'''
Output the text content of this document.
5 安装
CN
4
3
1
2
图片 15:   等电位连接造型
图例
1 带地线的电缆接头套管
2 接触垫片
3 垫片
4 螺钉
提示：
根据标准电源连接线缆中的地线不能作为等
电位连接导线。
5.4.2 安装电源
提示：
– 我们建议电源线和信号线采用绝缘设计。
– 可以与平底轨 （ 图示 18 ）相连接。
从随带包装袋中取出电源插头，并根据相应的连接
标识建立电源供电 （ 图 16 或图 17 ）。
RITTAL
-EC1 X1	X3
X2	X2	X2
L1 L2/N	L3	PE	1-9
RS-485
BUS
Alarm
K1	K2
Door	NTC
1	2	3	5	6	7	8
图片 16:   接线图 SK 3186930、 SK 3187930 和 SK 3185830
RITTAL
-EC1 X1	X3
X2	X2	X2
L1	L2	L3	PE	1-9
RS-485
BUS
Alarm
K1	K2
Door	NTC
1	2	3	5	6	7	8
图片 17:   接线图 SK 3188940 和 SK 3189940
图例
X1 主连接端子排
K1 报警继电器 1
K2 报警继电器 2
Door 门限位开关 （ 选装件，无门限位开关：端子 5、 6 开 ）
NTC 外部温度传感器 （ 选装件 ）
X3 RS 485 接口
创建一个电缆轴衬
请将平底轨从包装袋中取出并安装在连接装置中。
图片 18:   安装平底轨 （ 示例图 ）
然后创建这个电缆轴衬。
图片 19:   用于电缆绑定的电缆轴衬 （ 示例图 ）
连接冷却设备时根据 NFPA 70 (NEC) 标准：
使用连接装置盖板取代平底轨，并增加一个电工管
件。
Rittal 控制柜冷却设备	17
'''
'''
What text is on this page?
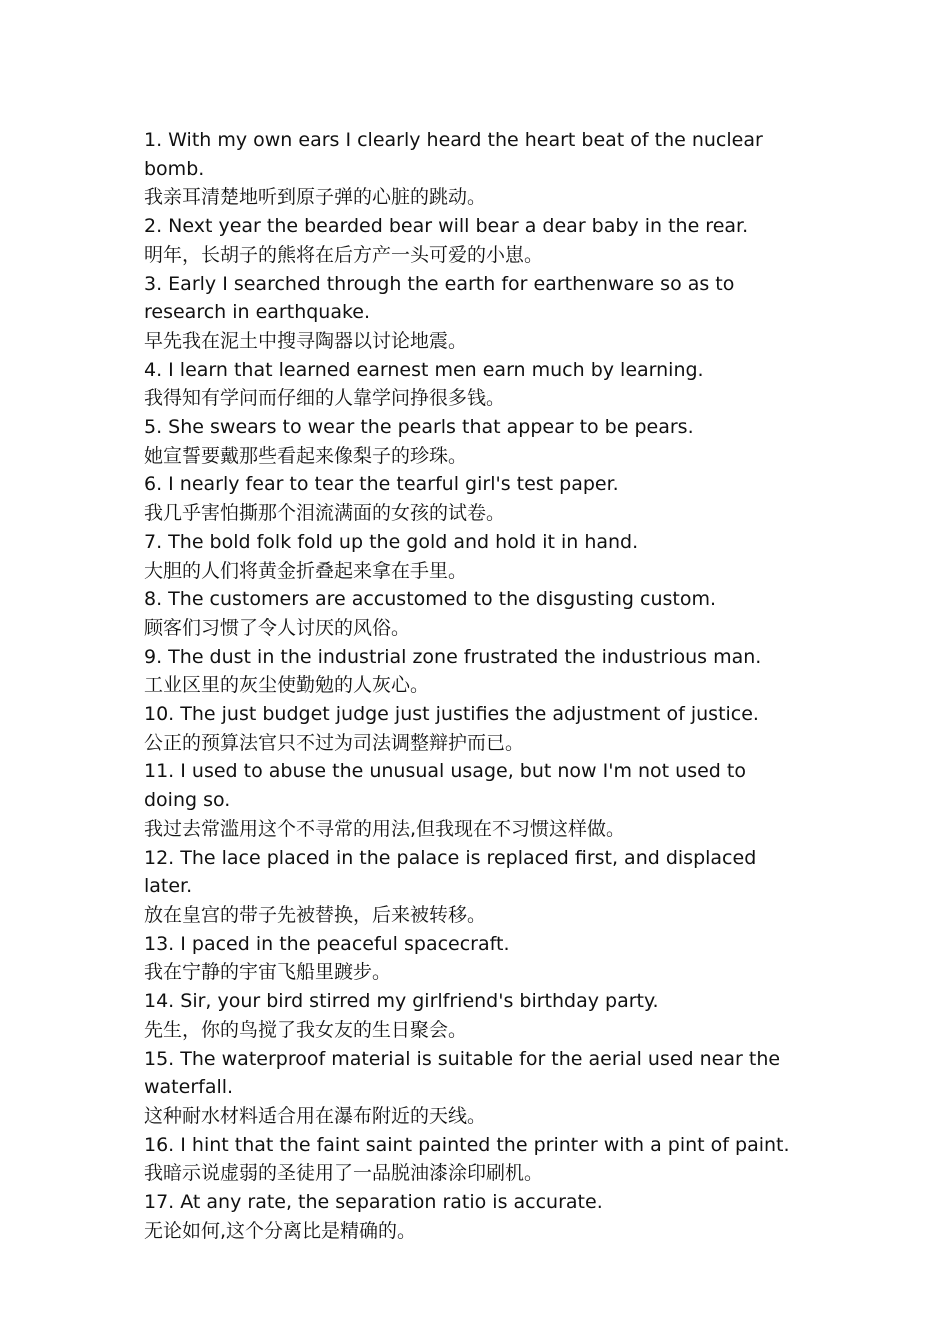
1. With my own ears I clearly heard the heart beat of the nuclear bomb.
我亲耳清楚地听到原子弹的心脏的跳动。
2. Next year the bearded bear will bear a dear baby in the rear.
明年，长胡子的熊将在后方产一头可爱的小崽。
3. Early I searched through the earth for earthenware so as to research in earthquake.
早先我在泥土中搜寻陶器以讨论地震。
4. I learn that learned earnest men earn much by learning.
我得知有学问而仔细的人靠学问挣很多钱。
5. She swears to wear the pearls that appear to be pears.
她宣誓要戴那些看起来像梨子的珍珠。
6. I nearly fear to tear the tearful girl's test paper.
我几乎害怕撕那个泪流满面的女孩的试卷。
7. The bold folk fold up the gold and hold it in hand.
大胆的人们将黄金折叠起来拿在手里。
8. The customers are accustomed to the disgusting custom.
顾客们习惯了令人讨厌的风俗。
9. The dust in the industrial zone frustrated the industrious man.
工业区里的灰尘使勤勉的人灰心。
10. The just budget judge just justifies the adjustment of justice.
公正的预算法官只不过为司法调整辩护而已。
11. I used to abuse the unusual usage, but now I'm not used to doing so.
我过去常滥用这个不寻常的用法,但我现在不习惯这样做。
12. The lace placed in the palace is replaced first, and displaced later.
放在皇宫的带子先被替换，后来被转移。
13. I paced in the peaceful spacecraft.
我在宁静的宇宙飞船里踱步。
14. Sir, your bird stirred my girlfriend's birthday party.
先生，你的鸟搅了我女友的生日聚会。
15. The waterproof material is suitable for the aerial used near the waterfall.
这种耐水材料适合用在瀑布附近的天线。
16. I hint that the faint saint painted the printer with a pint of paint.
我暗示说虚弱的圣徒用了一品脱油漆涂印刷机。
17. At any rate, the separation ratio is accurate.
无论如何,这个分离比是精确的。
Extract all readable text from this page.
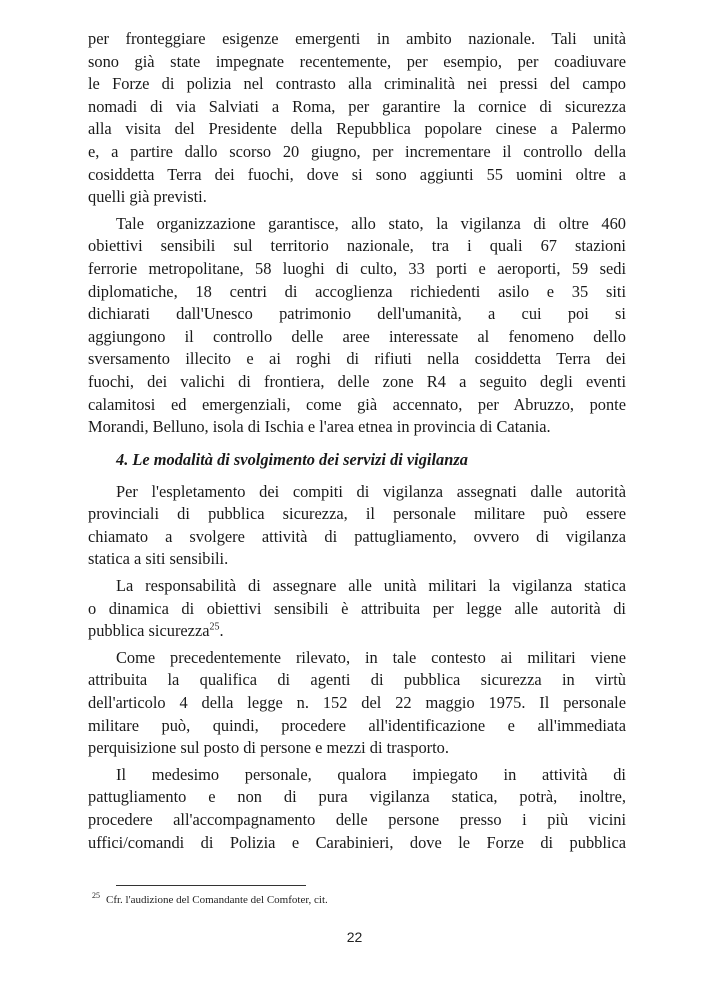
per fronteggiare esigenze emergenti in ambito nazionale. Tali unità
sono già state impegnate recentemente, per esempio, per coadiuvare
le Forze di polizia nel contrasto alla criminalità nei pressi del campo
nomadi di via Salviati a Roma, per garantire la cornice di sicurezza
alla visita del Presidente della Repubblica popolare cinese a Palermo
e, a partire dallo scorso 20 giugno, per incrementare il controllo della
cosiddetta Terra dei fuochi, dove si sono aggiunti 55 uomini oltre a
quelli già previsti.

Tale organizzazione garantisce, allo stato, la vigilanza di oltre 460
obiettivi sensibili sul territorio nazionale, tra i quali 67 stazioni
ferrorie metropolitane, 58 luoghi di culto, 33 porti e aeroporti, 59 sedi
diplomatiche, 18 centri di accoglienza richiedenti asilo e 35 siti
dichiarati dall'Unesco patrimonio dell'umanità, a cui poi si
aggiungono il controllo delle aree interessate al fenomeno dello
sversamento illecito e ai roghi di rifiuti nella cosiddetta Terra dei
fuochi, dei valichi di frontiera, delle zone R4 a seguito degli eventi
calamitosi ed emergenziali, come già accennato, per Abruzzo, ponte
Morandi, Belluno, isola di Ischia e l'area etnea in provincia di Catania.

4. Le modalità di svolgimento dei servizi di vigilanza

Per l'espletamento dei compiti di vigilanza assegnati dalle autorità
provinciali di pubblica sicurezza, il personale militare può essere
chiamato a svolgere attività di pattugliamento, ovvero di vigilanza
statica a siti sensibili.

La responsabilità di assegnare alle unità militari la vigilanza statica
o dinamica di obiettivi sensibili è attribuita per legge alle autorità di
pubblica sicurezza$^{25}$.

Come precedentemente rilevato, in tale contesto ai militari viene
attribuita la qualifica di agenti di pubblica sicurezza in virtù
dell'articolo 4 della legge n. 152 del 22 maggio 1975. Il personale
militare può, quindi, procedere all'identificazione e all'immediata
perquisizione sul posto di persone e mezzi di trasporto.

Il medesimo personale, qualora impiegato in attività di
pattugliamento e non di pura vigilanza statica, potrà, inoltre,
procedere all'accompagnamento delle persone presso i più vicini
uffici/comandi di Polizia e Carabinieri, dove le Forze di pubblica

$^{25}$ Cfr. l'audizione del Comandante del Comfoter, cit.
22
'''
## WHAT THIS TASK INVOLVES:
In the entries above, some lines may contain the string "legge"; report how many, without additional comment.

## ANSWER IN FULL:
2